### Given instruction:
Count up the lines in the following listing that hold the word "fill", then give only that count.
*** Task material ***
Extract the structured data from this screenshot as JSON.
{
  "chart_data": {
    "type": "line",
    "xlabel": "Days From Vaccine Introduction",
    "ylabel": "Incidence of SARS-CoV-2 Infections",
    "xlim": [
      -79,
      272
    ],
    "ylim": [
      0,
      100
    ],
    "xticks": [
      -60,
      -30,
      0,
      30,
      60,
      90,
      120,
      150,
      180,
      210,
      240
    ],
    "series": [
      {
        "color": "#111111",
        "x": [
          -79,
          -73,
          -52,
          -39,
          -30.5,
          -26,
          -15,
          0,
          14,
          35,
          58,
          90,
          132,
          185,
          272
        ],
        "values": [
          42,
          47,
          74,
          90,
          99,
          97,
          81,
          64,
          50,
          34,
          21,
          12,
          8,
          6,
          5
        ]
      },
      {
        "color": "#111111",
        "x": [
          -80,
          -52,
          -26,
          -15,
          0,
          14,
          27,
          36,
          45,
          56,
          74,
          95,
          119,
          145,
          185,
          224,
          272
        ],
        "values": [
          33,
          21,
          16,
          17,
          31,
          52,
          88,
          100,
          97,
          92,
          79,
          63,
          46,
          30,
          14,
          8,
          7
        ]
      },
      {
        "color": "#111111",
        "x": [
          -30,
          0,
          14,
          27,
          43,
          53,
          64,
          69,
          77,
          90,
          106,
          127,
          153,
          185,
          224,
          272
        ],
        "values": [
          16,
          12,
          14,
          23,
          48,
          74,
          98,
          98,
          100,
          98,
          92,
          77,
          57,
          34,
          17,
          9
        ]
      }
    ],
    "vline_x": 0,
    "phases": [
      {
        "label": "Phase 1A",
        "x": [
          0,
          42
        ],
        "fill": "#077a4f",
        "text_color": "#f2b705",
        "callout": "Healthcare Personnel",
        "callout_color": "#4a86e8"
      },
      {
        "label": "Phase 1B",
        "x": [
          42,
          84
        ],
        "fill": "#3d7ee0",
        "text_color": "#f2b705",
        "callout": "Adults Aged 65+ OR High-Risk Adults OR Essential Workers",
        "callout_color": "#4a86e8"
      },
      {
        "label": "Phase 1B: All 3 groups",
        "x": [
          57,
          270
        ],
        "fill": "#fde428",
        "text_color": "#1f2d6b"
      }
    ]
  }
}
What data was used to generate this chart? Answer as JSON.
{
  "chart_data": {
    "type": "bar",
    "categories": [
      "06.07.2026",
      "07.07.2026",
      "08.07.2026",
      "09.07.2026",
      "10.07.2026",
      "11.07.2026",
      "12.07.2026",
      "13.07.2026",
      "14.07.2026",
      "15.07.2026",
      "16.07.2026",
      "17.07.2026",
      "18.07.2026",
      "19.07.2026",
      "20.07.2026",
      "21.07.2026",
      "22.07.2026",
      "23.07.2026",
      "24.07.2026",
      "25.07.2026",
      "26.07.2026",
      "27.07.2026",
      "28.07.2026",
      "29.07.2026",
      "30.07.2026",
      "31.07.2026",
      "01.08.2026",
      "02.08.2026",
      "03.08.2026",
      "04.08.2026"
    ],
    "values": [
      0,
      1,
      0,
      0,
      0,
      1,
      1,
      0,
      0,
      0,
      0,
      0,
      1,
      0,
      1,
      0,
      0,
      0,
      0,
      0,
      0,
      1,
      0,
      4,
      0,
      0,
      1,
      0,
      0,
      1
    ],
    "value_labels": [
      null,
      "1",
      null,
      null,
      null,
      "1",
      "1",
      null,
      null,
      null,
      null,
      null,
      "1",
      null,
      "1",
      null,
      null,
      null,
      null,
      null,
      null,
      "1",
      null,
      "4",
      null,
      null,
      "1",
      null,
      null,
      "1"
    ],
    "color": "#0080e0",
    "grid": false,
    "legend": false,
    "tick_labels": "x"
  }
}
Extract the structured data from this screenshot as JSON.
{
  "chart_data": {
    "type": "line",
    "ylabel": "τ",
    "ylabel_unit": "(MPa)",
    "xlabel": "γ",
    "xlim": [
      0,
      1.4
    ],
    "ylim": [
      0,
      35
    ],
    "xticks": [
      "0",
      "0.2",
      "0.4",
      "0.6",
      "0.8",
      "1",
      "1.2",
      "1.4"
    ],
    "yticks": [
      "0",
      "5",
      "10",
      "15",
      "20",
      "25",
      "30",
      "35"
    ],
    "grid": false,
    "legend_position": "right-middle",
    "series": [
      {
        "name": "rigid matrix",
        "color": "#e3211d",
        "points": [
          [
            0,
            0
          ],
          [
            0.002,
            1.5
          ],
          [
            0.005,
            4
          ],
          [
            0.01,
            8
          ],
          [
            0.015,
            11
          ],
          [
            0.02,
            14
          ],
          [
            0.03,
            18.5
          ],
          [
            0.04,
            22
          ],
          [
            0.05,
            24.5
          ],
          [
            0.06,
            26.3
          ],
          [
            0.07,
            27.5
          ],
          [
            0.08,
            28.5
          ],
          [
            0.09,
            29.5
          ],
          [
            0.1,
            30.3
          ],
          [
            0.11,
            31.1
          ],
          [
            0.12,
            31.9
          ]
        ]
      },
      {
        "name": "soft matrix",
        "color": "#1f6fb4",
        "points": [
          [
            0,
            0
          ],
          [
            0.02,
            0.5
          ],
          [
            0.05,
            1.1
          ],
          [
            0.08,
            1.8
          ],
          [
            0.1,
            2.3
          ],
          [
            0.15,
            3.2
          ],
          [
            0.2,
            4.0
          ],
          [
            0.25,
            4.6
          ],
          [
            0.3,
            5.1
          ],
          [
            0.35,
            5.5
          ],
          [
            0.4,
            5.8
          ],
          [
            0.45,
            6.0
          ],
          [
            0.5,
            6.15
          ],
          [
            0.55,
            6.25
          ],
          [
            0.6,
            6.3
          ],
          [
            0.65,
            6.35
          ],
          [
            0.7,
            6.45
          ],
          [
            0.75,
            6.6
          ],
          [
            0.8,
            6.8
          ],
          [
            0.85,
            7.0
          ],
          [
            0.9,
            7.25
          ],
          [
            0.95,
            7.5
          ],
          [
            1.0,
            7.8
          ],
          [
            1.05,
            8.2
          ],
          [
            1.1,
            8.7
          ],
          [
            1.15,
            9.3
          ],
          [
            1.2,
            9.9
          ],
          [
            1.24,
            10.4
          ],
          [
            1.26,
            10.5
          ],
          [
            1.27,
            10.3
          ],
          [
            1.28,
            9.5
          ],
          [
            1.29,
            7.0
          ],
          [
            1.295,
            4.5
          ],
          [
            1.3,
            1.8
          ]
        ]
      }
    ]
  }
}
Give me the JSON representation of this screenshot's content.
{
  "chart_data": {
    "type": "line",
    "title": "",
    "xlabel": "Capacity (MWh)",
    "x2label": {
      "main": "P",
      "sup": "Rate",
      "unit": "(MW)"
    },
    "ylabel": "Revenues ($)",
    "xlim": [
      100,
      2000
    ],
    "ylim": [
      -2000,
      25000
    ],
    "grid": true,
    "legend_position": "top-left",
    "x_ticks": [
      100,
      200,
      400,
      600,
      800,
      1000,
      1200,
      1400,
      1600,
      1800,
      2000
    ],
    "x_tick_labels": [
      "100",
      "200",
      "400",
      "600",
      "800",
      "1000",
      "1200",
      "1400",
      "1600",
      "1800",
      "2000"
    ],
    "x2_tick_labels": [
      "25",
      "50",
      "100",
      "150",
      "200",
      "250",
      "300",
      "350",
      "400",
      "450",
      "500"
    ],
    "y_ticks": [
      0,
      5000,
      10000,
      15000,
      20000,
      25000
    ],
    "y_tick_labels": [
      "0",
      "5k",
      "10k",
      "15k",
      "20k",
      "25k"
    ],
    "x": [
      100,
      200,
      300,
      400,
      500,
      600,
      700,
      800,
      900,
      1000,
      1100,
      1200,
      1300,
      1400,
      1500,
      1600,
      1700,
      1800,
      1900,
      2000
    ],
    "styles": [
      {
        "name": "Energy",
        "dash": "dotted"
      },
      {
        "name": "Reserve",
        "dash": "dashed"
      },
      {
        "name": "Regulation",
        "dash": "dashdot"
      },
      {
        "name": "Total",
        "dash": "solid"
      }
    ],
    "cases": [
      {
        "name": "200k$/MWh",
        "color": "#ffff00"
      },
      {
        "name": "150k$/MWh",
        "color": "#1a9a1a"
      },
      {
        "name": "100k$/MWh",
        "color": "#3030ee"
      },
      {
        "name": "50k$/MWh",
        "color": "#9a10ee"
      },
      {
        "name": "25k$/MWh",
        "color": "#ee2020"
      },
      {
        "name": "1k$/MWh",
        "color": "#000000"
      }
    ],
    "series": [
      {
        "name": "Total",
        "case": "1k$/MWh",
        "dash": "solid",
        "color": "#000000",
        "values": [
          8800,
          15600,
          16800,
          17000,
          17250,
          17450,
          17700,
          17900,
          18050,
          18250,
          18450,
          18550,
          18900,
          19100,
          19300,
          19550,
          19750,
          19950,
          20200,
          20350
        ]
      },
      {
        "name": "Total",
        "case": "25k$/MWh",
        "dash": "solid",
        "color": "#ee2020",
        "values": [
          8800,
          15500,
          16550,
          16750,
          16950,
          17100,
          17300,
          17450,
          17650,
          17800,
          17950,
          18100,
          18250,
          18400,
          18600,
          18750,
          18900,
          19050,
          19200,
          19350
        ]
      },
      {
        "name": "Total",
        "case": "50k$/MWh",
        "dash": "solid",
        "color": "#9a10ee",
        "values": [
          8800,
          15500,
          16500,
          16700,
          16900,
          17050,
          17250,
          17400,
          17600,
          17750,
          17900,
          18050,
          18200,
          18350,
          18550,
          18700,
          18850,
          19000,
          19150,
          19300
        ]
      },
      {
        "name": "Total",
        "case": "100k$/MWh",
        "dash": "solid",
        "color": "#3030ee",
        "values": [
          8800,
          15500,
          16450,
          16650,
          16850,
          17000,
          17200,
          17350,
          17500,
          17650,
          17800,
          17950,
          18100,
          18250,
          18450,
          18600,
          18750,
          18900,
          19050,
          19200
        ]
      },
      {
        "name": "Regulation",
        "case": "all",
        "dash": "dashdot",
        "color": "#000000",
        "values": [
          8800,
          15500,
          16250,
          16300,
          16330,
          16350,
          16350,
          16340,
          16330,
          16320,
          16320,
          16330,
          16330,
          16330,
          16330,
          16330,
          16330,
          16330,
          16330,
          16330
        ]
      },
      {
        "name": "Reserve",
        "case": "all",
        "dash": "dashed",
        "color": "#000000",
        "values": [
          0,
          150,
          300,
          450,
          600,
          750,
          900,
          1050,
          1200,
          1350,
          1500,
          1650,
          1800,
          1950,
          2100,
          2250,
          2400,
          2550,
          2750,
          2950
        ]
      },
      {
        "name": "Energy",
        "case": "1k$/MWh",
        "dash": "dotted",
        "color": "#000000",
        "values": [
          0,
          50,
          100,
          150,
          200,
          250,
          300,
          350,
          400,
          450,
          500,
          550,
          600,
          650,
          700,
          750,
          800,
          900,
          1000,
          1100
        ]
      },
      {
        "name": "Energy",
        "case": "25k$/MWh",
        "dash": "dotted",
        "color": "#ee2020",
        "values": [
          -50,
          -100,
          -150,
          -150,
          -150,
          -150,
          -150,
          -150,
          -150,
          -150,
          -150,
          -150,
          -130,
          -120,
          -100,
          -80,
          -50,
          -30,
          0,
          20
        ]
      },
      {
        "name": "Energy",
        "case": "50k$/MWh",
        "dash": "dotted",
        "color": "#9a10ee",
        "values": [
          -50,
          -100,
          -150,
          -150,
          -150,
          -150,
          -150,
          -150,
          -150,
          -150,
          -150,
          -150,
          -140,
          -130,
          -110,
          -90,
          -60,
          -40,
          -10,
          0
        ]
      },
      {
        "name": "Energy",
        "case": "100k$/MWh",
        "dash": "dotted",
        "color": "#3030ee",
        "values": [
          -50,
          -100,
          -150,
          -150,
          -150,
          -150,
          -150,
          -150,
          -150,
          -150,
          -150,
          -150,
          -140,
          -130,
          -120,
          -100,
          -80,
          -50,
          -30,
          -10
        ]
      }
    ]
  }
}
***
### Complete response:
3